Tarefa proposta a: Cite na íntegra, sem nenhuma alteração, o texto sobre improbidade administrativa.

....

O ato ímprobo consistiria no fato de o Município de Ponte Nova ter adquirido três retransmissores de televisão da empresa Machado Corrêa, sem o devido procedimento licitatório, razão pela qual o ministério público ajuizou a ação civil pública contra o então prefeito e outros dois servidores municipais. O STJ confirmou o entendimento do Tribunal de Justiça que partiu da premissa de que “a infringência aos ditames da Lei n. 8.666/93, por si só, não seria suficiente para a subsunção automática das condutas dos demandados aos tipos previstos na Lei de Improbidade”. E, ainda, de que “inexistindo prova de que o administrador tenha se beneficiado com as possíveis falhas, tampouco tenha delas advindo real prejuízo ao erário municipal, improcede a condenação na prática de atos de improbidade administrativa.” (AgRg no AREsp 270.857/MG, Rel. Ministro OG FERNANDES, SEGUNDA TURMA, julgado em 17/10/2013, DJe 29/10/2013).
Nesse caso, verifica-se maior atenção ao requisito do elemento subjetivo, pois não seria apenas a infringência da Lei n. 8.666/93 suficiente para configuração do ato de improbidade.
No âmbito eleitoral o tema da improbidade é igualmente relevante e preocupante, porquanto a alínea “g”, do inciso I, do art. 1º, da LC 94, prevê como causa de inelegibilidade a rejeição de contas por vício insanável que configure ato doloso de improbidade. A valoração jurídica sobre a nota de improbidade cabe à Justiça Eleitoral, porquanto os Tribunais de Contas não têm competência para tanto.
No RESpe n. 143-13 (TSE), entendeu-se pela configuração de ato doloso o fato de o candidato não ter cumprido, quando gestor municipal, “convênio firmado com o Ministério da Saúde ao promover ‘uma aquisição a menor de leite em pó e a maior de óleo de soja no âmbito do Programa de Atendimento aos Desnutridos e às Gestantes de Risco Nutricional.’”

....

Tarefa proposta b: Por favor, reproduza fielmente o trecho da listagem que vai do seu início até a linha que contém "The first injection stage 131 is", com as duas pontas incluídas. Deixe as imagens fora da resposta.

....

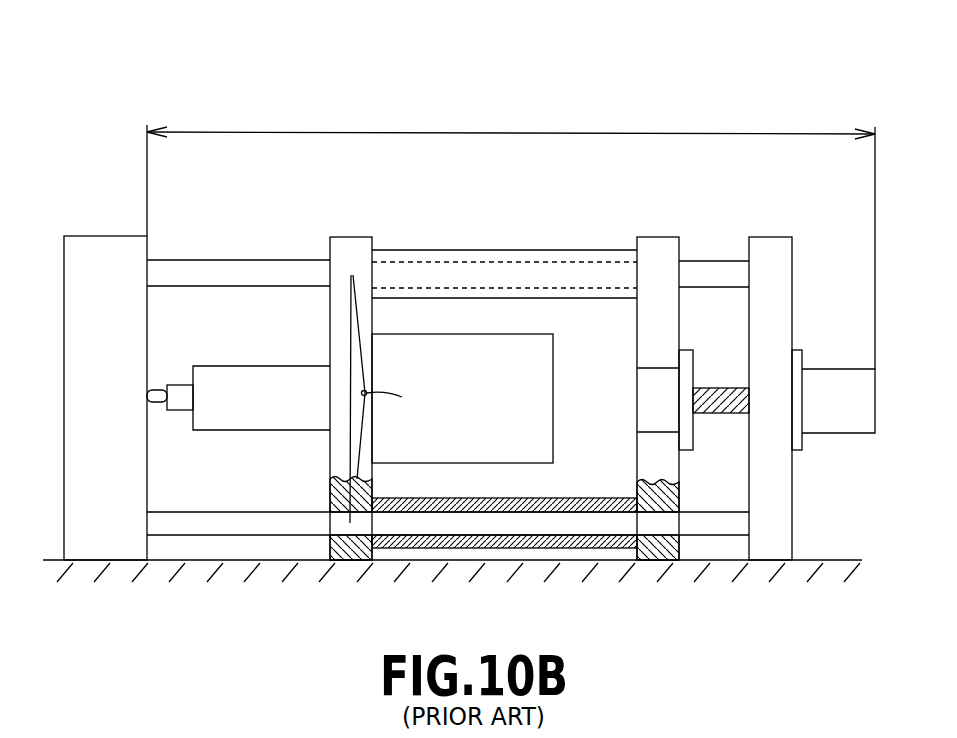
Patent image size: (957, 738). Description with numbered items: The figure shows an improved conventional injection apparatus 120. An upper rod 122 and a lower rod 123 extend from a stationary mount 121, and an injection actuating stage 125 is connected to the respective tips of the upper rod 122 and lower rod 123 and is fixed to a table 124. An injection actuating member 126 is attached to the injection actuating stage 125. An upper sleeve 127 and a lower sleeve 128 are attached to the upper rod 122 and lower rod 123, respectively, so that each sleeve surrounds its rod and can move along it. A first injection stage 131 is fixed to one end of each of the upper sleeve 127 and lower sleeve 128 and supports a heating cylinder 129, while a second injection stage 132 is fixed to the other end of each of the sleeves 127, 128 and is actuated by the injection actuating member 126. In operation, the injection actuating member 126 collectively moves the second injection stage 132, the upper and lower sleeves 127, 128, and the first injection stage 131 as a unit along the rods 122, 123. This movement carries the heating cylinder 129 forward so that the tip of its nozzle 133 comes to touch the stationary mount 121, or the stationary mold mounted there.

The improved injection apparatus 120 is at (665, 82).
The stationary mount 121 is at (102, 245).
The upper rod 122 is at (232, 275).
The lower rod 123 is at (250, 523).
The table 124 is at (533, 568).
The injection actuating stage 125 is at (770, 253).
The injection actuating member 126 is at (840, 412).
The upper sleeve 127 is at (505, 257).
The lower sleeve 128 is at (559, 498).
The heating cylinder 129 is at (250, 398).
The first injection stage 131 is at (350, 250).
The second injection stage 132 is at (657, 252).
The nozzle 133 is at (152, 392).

....

Resposta do exercício a:
O ato ímprobo consistiria no fato de o Município de Ponte Nova ter adquirido três retransmissores de televisão da empresa Machado Corrêa, sem o devido procedimento licitatório, razão pela qual o ministério público ajuizou a ação civil pública contra o então prefeito e outros dois servidores municipais. O STJ confirmou o entendimento do Tribunal de Justiça que partiu da premissa de que “a infringência aos ditames da Lei n. 8.666/93, por si só, não seria suficiente para a subsunção automática das condutas dos demandados aos tipos previstos na Lei de Improbidade”. E, ainda, de que “inexistindo prova de que o administrador tenha se beneficiado com as possíveis falhas, tampouco tenha delas advindo real prejuízo ao erário municipal, improcede a condenação na prática de atos de improbidade administrativa.” (AgRg no AREsp 270.857/MG, Rel. Ministro OG FERNANDES, SEGUNDA TURMA, julgado em 17/10/2013, DJe 29/10/2013).
Nesse caso, verifica-se maior atenção ao requisito do elemento subjetivo, pois não seria apenas a infringência da Lei n. 8.666/93 suficiente para configuração do ato de improbidade.
No âmbito eleitoral o tema da improbidade é igualmente relevante e preocupante, porquanto a alínea “g”, do inciso I, do art. 1º, da LC 94, prevê como causa de inelegibilidade a rejeição de contas por vício insanável que configure ato doloso de improbidade. A valoração jurídica sobre a nota de improbidade cabe à Justiça Eleitoral, porquanto os Tribunais de Contas não têm competência para tanto.
No RESpe n. 143-13 (TSE), entendeu-se pela configuração de ato doloso o fato de o candidato não ter cumprido, quando gestor municipal, “convênio firmado com o Ministério da Saúde ao promover ‘uma aquisição a menor de leite em pó e a maior de óleo de soja no âmbito do Programa de Atendimento aos Desnutridos e às Gestantes de Risco Nutricional.’”

Resposta do exercício b:
Patent image size: (957, 738). Description with numbered items: The figure shows an improved conventional injection apparatus 120. An upper rod 122 and a lower rod 123 extend from a stationary mount 121, and an injection actuating stage 125 is connected to the respective tips of the upper rod 122 and lower rod 123 and is fixed to a table 124. An injection actuating member 126 is attached to the injection actuating stage 125. An upper sleeve 127 and a lower sleeve 128 are attached to the upper rod 122 and lower rod 123, respectively, so that each sleeve surrounds its rod and can move along it. A first injection stage 131 is fixed to one end of each of the upper sleeve 127 and lower sleeve 128 and supports a heating cylinder 129, while a second injection stage 132 is fixed to the other end of each of the sleeves 127, 128 and is actuated by the injection actuating member 126. In operation, the injection actuating member 126 collectively moves the second injection stage 132, the upper and lower sleeves 127, 128, and the first injection stage 131 as a unit along the rods 122, 123. This movement carries the heating cylinder 129 forward so that the tip of its nozzle 133 comes to touch the stationary mount 121, or the stationary mold mounted there.

The improved injection apparatus 120 is at (665, 82).
The stationary mount 121 is at (102, 245).
The upper rod 122 is at (232, 275).
The lower rod 123 is at (250, 523).
The table 124 is at (533, 568).
The injection actuating stage 125 is at (770, 253).
The injection actuating member 126 is at (840, 412).
The upper sleeve 127 is at (505, 257).
The lower sleeve 128 is at (559, 498).
The heating cylinder 129 is at (250, 398).
The first injection stage 131 is at (350, 250).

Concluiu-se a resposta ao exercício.